__TASK GOAL__
Without including any pictures, write out all the entries exactly.

__THE RECORDS__
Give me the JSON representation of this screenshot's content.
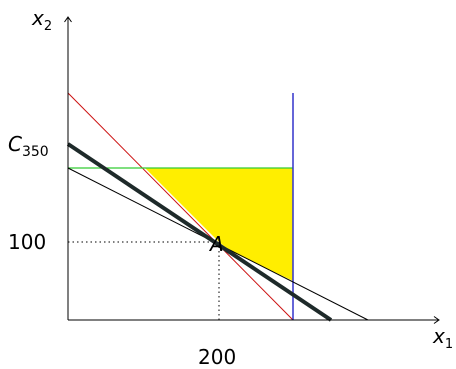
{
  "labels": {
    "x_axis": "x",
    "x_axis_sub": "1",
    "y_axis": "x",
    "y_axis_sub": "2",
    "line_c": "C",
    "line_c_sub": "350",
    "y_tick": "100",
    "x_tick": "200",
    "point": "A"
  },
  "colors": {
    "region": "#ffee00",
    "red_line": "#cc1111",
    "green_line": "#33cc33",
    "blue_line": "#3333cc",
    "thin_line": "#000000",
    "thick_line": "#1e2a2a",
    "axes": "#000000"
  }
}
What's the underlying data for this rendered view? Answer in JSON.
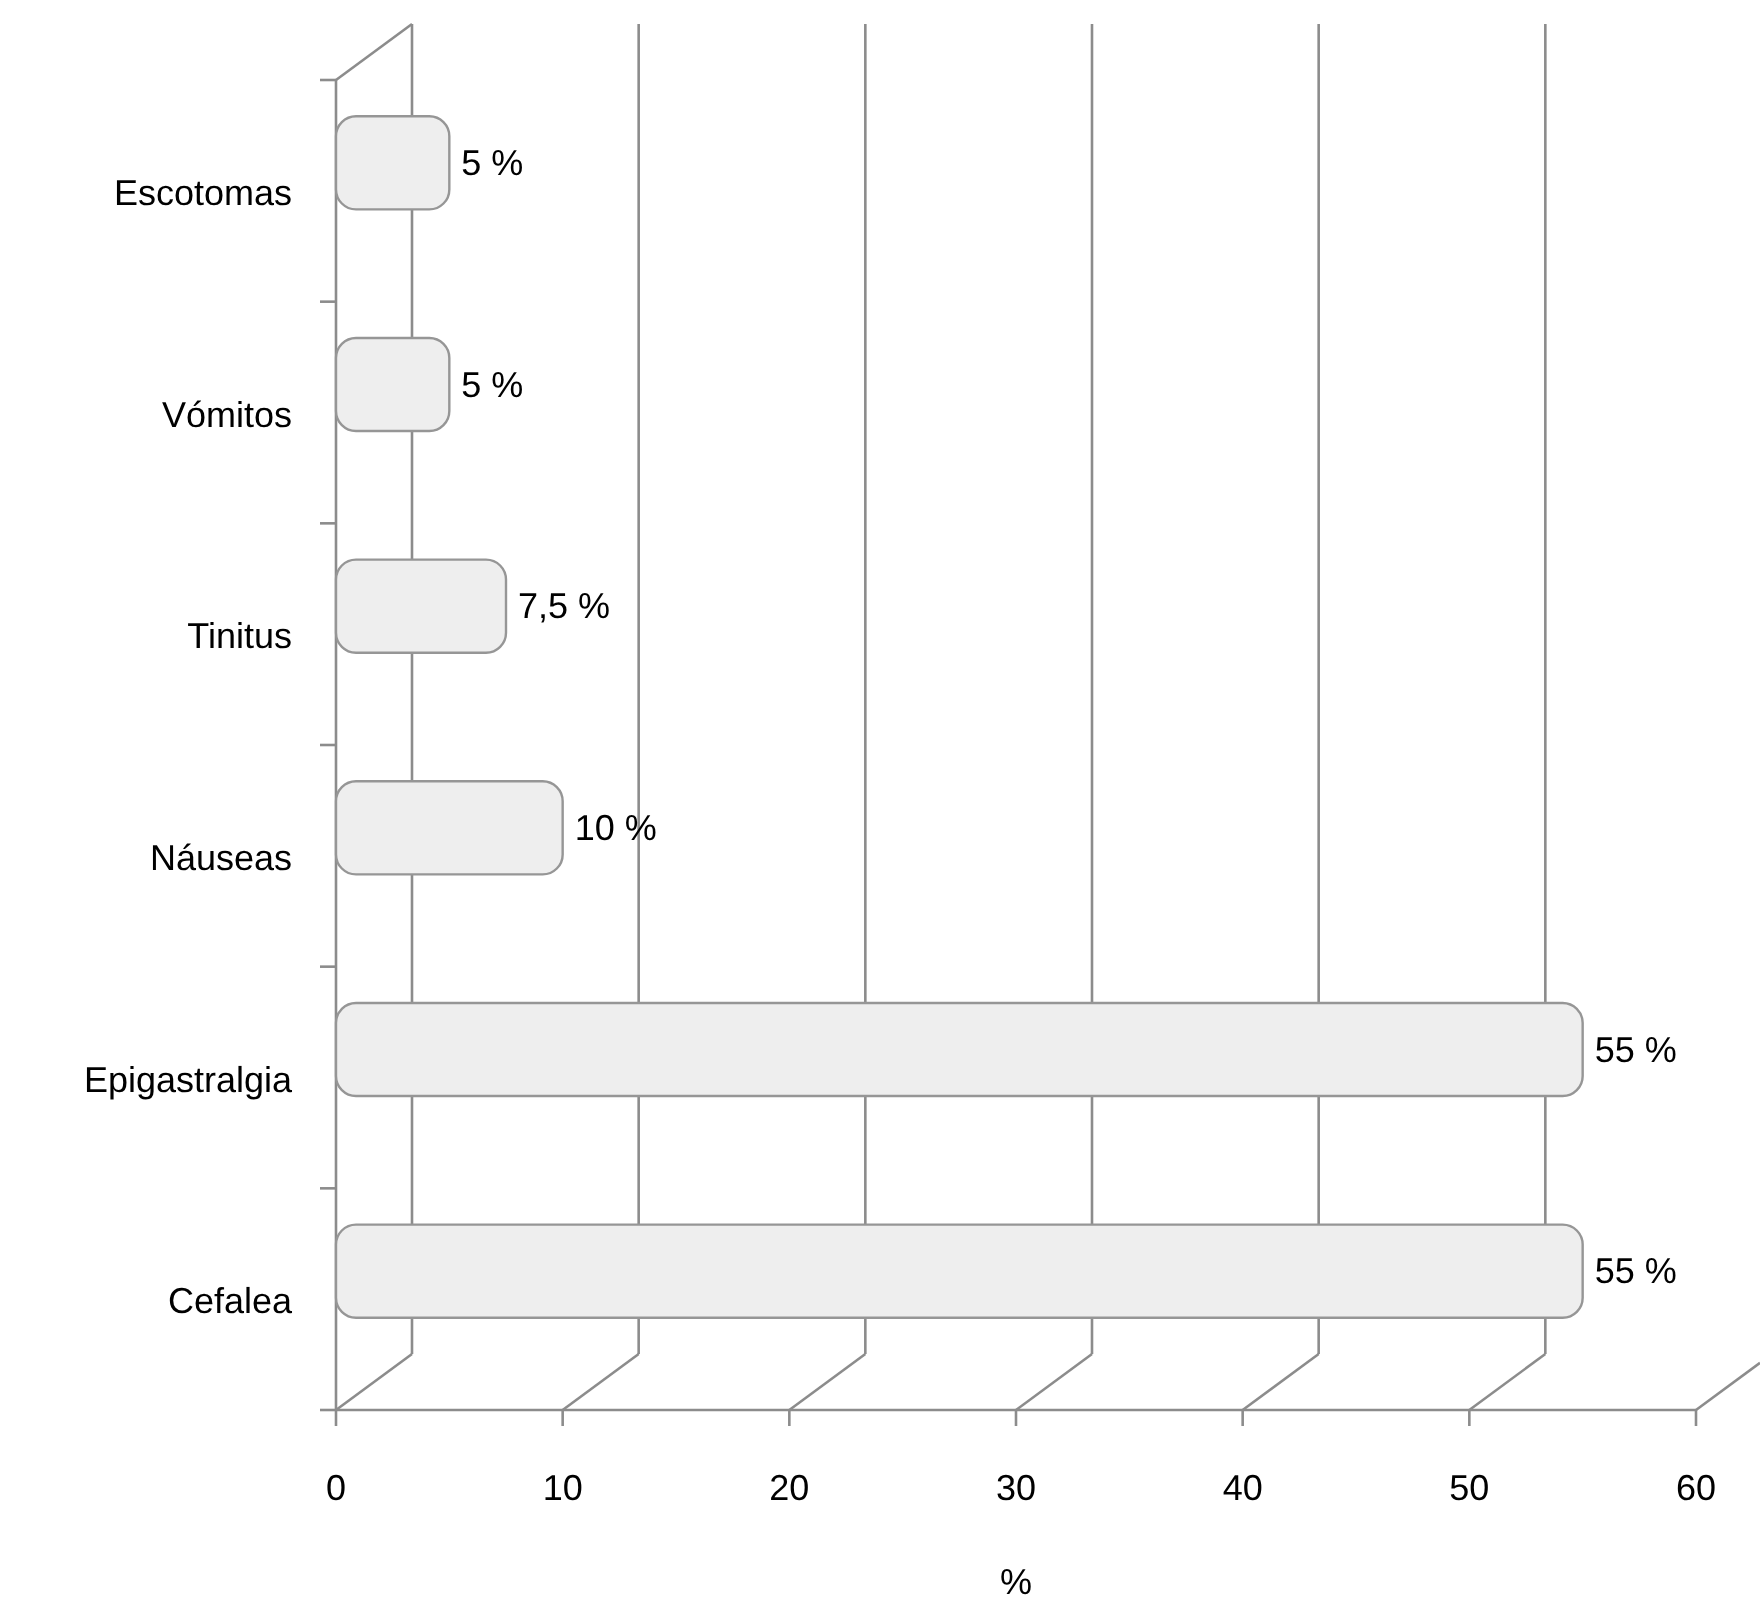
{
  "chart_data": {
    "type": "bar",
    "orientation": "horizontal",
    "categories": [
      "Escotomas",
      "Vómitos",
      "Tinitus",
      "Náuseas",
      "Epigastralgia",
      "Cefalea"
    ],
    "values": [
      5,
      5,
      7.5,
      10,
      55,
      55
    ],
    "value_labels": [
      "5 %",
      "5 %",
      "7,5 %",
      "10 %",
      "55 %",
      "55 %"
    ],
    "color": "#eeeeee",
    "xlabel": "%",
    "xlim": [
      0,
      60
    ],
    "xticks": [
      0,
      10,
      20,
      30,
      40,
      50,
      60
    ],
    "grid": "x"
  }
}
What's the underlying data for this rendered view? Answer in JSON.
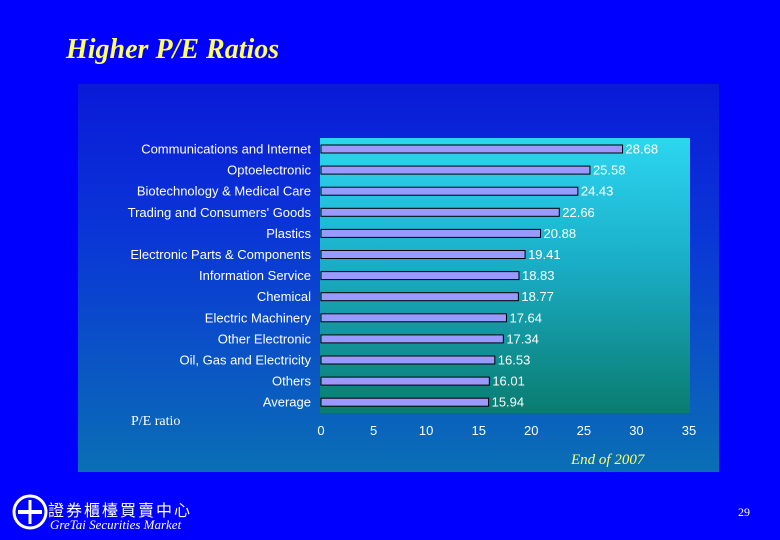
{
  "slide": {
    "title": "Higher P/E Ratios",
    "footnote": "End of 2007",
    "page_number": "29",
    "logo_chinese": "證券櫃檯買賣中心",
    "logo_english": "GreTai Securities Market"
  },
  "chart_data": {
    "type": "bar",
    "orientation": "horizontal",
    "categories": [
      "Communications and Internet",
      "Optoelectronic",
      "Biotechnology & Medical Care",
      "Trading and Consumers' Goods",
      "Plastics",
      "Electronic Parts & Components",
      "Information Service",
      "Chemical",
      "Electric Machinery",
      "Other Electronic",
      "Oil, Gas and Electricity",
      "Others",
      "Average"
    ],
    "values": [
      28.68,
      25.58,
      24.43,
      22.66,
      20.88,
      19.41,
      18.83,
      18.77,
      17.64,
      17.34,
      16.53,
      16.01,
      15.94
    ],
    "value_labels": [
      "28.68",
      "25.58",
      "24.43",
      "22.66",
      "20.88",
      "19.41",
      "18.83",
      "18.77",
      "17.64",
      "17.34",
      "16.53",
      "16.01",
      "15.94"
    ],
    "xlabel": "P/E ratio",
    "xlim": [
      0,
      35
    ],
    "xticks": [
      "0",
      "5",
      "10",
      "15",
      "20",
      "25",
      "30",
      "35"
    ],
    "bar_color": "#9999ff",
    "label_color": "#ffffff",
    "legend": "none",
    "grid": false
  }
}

__CORRECT OUTPUT__
Give me the JSON representation of this screenshot's content.
{
  "labels": {
    "x_axis": "x",
    "x_axis_sub": "1",
    "y_axis": "x",
    "y_axis_sub": "2",
    "line_c": "C",
    "line_c_sub": "350",
    "y_tick": "100",
    "x_tick": "200",
    "point": "A"
  },
  "colors": {
    "region": "#ffee00",
    "red_line": "#cc1111",
    "green_line": "#33cc33",
    "blue_line": "#3333cc",
    "thin_line": "#000000",
    "thick_line": "#1e2a2a",
    "axes": "#000000"
  }
}
What's the underlying data for this rendered view? Answer in JSON.
{
  "chart_data": {
    "type": "bar",
    "orientation": "horizontal",
    "categories": [
      "Escotomas",
      "Vómitos",
      "Tinitus",
      "Náuseas",
      "Epigastralgia",
      "Cefalea"
    ],
    "values": [
      5,
      5,
      7.5,
      10,
      55,
      55
    ],
    "value_labels": [
      "5 %",
      "5 %",
      "7,5 %",
      "10 %",
      "55 %",
      "55 %"
    ],
    "color": "#eeeeee",
    "xlabel": "%",
    "xlim": [
      0,
      60
    ],
    "xticks": [
      0,
      10,
      20,
      30,
      40,
      50,
      60
    ],
    "grid": "x"
  }
}
What's the underlying data for this rendered view? Answer in JSON.
{
  "slide": {
    "title": "Higher P/E Ratios",
    "footnote": "End of 2007",
    "page_number": "29",
    "logo_chinese": "證券櫃檯買賣中心",
    "logo_english": "GreTai Securities Market"
  },
  "chart_data": {
    "type": "bar",
    "orientation": "horizontal",
    "categories": [
      "Communications and Internet",
      "Optoelectronic",
      "Biotechnology & Medical Care",
      "Trading and Consumers' Goods",
      "Plastics",
      "Electronic Parts & Components",
      "Information Service",
      "Chemical",
      "Electric Machinery",
      "Other Electronic",
      "Oil, Gas and Electricity",
      "Others",
      "Average"
    ],
    "values": [
      28.68,
      25.58,
      24.43,
      22.66,
      20.88,
      19.41,
      18.83,
      18.77,
      17.64,
      17.34,
      16.53,
      16.01,
      15.94
    ],
    "value_labels": [
      "28.68",
      "25.58",
      "24.43",
      "22.66",
      "20.88",
      "19.41",
      "18.83",
      "18.77",
      "17.64",
      "17.34",
      "16.53",
      "16.01",
      "15.94"
    ],
    "xlabel": "P/E ratio",
    "xlim": [
      0,
      35
    ],
    "xticks": [
      "0",
      "5",
      "10",
      "15",
      "20",
      "25",
      "30",
      "35"
    ],
    "bar_color": "#9999ff",
    "label_color": "#ffffff",
    "legend": "none",
    "grid": false
  }
}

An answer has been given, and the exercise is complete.